* Passage

·····

The Day After The Sabbath 65: Southern Heaven [Heavy Southern Rock set] by Rich Aftersabbath on Mixcloud

Volume 65 is a collection of southern rock and tracks with that southern feel. What ties bands that have been labelled as Southern Rock together? Rock music and its root in blues, jazz and folk/country, was largely evolved in the south of America, and Gregg Allman commented once that "Southern rock" was a redundant term, like "rock rock". The vocalist's accents (affected or not) and singing styles are definitely a common attribute in the music I studied for this comp, as is the large amounts of overtly love-lorn or romantic, sometimes teeth-clenchingly sappy lyrics, even on some of the hardest-rockers. I guess we can put this down to the romantic cowboy buried deep in the southern man...luckily he also loves the electric guitar, often more than just one can be heard battling it out in these songs.

Track List:
01. Point Blank - Tattooed Lady (1977)
       from album 'second season'
02. Albatross - On The Run (1975)
       from album "rockin' the sky"
03. Atlanta Rhythm Section - Join The Race (1974)
       from album 'third annual pipe dream'
04. Brownsville Station - Sleazy Louise (1977)
       from album 'brownsville station'
05. Baby - Life's What You Make It (1975)
       from album 'baby'
06. Blackfoot - Big Wheels (1975)
       from album 'no reservations'
07. Crosscut Saw - One's Too Many (1975)
       from album 'mad, bad & dangerous to know'
08. The Marshall Tucker Band - Hillbilly Band (1973)

·····

* Record list
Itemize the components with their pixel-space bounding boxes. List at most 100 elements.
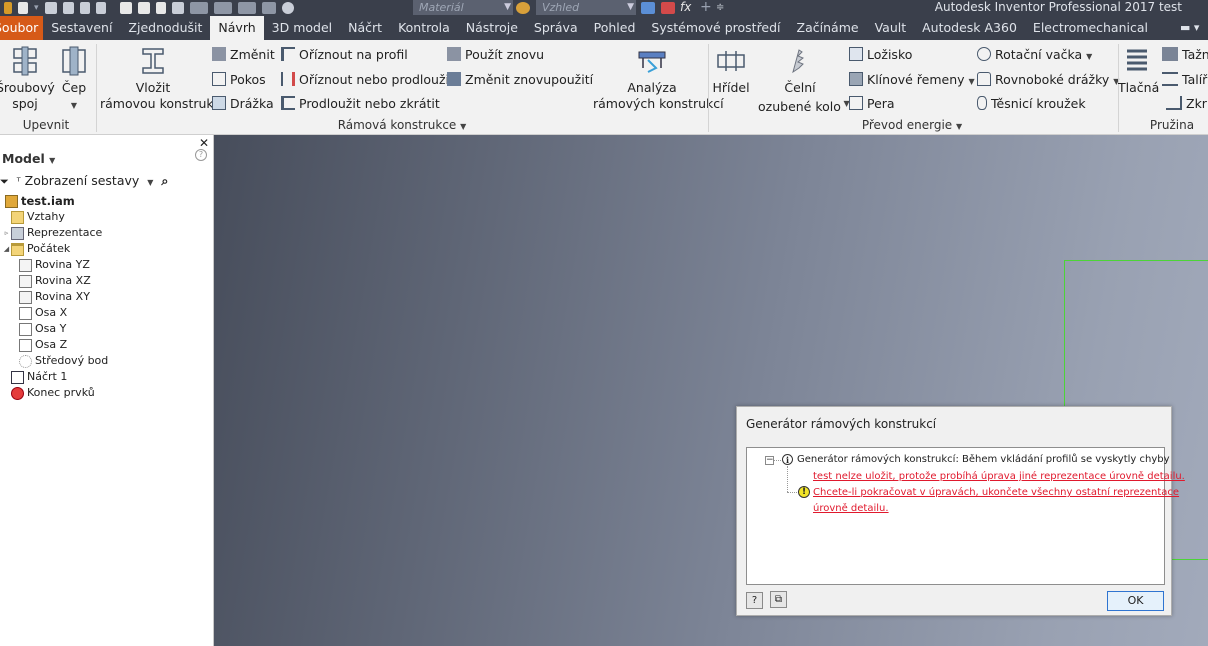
spur-gear-button[interactable]: Čelní ozubené kolo ▼	[758, 46, 850, 115]
pin-button[interactable]: Čep ▼	[56, 46, 92, 114]
adjust-appearance-icon[interactable]	[661, 2, 675, 14]
tab-a360[interactable]: Autodesk A360	[914, 16, 1025, 40]
browser-header[interactable]: Model ▼	[2, 151, 55, 166]
help-icon[interactable]: ?	[195, 149, 207, 161]
tree-node[interactable]: Vztahy	[0, 209, 210, 225]
tab-design[interactable]: Návrh	[210, 16, 264, 40]
tree-node[interactable]: Náčrt 1	[0, 369, 210, 385]
new-file-icon[interactable]	[18, 2, 28, 14]
group-label-spring[interactable]: Pružina	[1122, 118, 1208, 132]
save-icon[interactable]	[62, 2, 74, 14]
parameters-icon[interactable]: fx	[680, 0, 691, 15]
filter-icon[interactable]: ⏷	[0, 175, 9, 188]
redo-icon[interactable]	[95, 2, 106, 14]
warning-message-line-1[interactable]: Chcete-li pokračovat v úpravách, ukončet…	[813, 487, 1179, 498]
tab-vault[interactable]: Vault	[867, 16, 915, 40]
tab-tools[interactable]: Nástroje	[458, 16, 526, 40]
material-combo[interactable]: Materiál ▼	[413, 0, 513, 15]
customize-icon[interactable]: ≑	[716, 0, 724, 15]
close-icon[interactable]: ✕	[199, 136, 209, 150]
tab-manage[interactable]: Správa	[526, 16, 586, 40]
tab-get-started[interactable]: Začínáme	[789, 16, 867, 40]
frame-analysis-button[interactable]: Analýza rámových konstrukcí	[593, 46, 724, 112]
ok-button[interactable]: OK	[1107, 591, 1164, 611]
o-ring-button[interactable]: Těsnicí kroužek	[977, 96, 1086, 111]
app-menu-icon[interactable]	[4, 2, 12, 14]
tree-node[interactable]: ▹ Reprezentace	[0, 225, 210, 241]
tab-electromechanical[interactable]: Electromechanical	[1025, 16, 1156, 40]
copy-icon[interactable]: ⧉	[770, 591, 787, 608]
change-reuse-button[interactable]: Změnit znovupoužití	[447, 72, 593, 87]
bolted-connection-button[interactable]: Šroubový spoj	[0, 46, 55, 112]
tree-node[interactable]: Konec prvků	[0, 385, 210, 401]
error-message-line[interactable]: test nelze uložit, protože probíhá úprav…	[813, 471, 1185, 482]
notch-button[interactable]: Drážka	[212, 96, 274, 111]
add-icon[interactable]: +	[700, 0, 712, 15]
collapse-toggle-icon[interactable]: −	[765, 456, 774, 465]
tab-view[interactable]: Pohled	[586, 16, 644, 40]
key-button[interactable]: Pera	[849, 96, 895, 111]
tab-inspect[interactable]: Kontrola	[390, 16, 458, 40]
chevron-down-icon[interactable]: ▾	[34, 3, 39, 13]
tab-3d-model[interactable]: 3D model	[264, 16, 340, 40]
update-icon[interactable]	[213, 2, 232, 14]
reuse-button[interactable]: Použít znovu	[447, 47, 544, 62]
ribbon-display-toggle-icon[interactable]: ▬ ▾	[1180, 16, 1199, 40]
tree-node[interactable]: Rovina XY	[0, 289, 210, 305]
parallel-splines-button[interactable]: Rovnoboké drážky ▼	[977, 72, 1119, 87]
group-label-power-transmission[interactable]: Převod energie ▼	[711, 118, 1113, 132]
shaft-button[interactable]: Hřídel	[711, 46, 751, 96]
measure-icon[interactable]	[237, 2, 256, 14]
tree-node[interactable]: Rovina YZ	[0, 257, 210, 273]
v-belts-button[interactable]: Klínové řemeny ▼	[849, 72, 975, 87]
belleville-spring-button[interactable]: Talíř	[1162, 72, 1207, 87]
trim-to-frame-button[interactable]: Oříznout na profil	[281, 47, 408, 62]
appearance-icon[interactable]	[516, 2, 530, 14]
chevron-down-icon[interactable]: ▼	[71, 101, 77, 110]
help-icon[interactable]: ?	[746, 592, 763, 609]
insert-frame-icon	[142, 48, 164, 74]
torsion-spring-button[interactable]: Zkru	[1162, 96, 1208, 111]
sketch-mode-icon[interactable]	[261, 2, 276, 14]
tab-simplify[interactable]: Zjednodušit	[120, 16, 210, 40]
trim-extend-button[interactable]: Oříznout nebo prodloužit	[281, 72, 454, 87]
tree-node[interactable]: Středový bod	[0, 353, 210, 369]
tree-node[interactable]: ◢ Počátek	[0, 241, 210, 257]
tree-node[interactable]: Osa Z	[0, 337, 210, 353]
select-icon[interactable]	[171, 2, 184, 14]
warning-message-line-2[interactable]: úrovně detailu.	[813, 503, 889, 514]
miter-button[interactable]: Pokos	[212, 72, 266, 87]
tab-environments[interactable]: Systémové prostředí	[643, 16, 788, 40]
change-frame-button[interactable]: Změnit	[212, 47, 275, 62]
tab-assemble[interactable]: Sestavení	[43, 16, 120, 40]
compression-spring-button[interactable]: Tlačná	[1118, 46, 1159, 96]
disc-cam-button[interactable]: Rotační vačka ▼	[977, 47, 1092, 62]
tree-node[interactable]: Osa Y	[0, 321, 210, 337]
lengthen-shorten-button[interactable]: Prodloužit nebo zkrátit	[281, 96, 440, 111]
properties-icon[interactable]	[155, 2, 166, 14]
material-icon[interactable]	[281, 2, 294, 14]
chevron-down-icon[interactable]: ▼	[969, 77, 975, 86]
tree-node[interactable]: Osa X	[0, 305, 210, 321]
home-icon[interactable]	[119, 2, 132, 14]
tree-node[interactable]: test.iam	[0, 193, 210, 209]
group-label-fasten[interactable]: Upevnit	[0, 118, 92, 132]
open-icon[interactable]	[44, 2, 57, 14]
clear-appearance-icon[interactable]	[641, 2, 655, 14]
expand-toggle-icon[interactable]: ▹	[2, 225, 11, 241]
chevron-down-icon[interactable]: ▼	[1086, 52, 1092, 61]
tree-node[interactable]: Rovina XZ	[0, 273, 210, 289]
tab-sketch[interactable]: Náčrt	[340, 16, 390, 40]
print-icon[interactable]	[137, 2, 150, 14]
insert-frame-button[interactable]: Vložit rámovou konstrukci	[100, 46, 224, 112]
bearing-button[interactable]: Ložisko	[849, 47, 912, 62]
appearance-combo[interactable]: Vzhled ▼	[536, 0, 636, 15]
find-icon[interactable]: ⌕	[161, 173, 168, 188]
assembly-view-dropdown[interactable]: Zobrazení sestavy ▼	[25, 173, 154, 188]
select-mode-icon[interactable]	[189, 2, 208, 14]
group-label-frame[interactable]: Rámová konstrukce ▼	[100, 118, 704, 132]
tab-file[interactable]: Soubor	[0, 16, 44, 40]
expand-toggle-icon[interactable]: ◢	[2, 241, 11, 257]
extension-spring-button[interactable]: Tažn	[1162, 47, 1208, 62]
undo-icon[interactable]	[79, 2, 90, 14]
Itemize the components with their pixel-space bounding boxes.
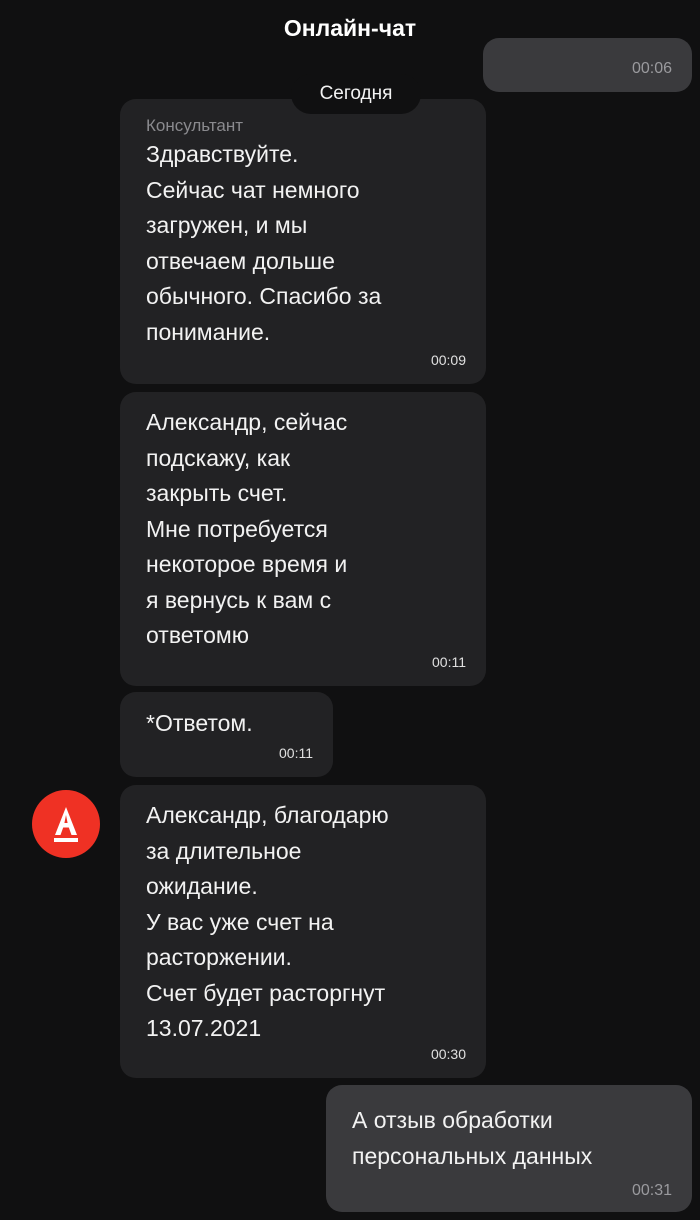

·····

* Task to carry out
Using the mix description, decide whether each statement agrees with it, answering yes or no and quoting the deciding words. 1. Gregg Allman once called "Southern rock" a redundant term. 2. The Brownsville Station track on the list is dated 1975. 3. The writer says romantic lyrics are absent from the hardest-rocking songs. The data can be left aside.

* Exercise answer
1. Yes: "Gregg Allman commented once that "Southern rock" was a redundant term, like "rock rock""
2. No: "04. Brownsville Station - Sleazy Louise (1977)"
3. No: "sometimes teeth-clenchingly sappy lyrics, even on some of the hardest-rockers"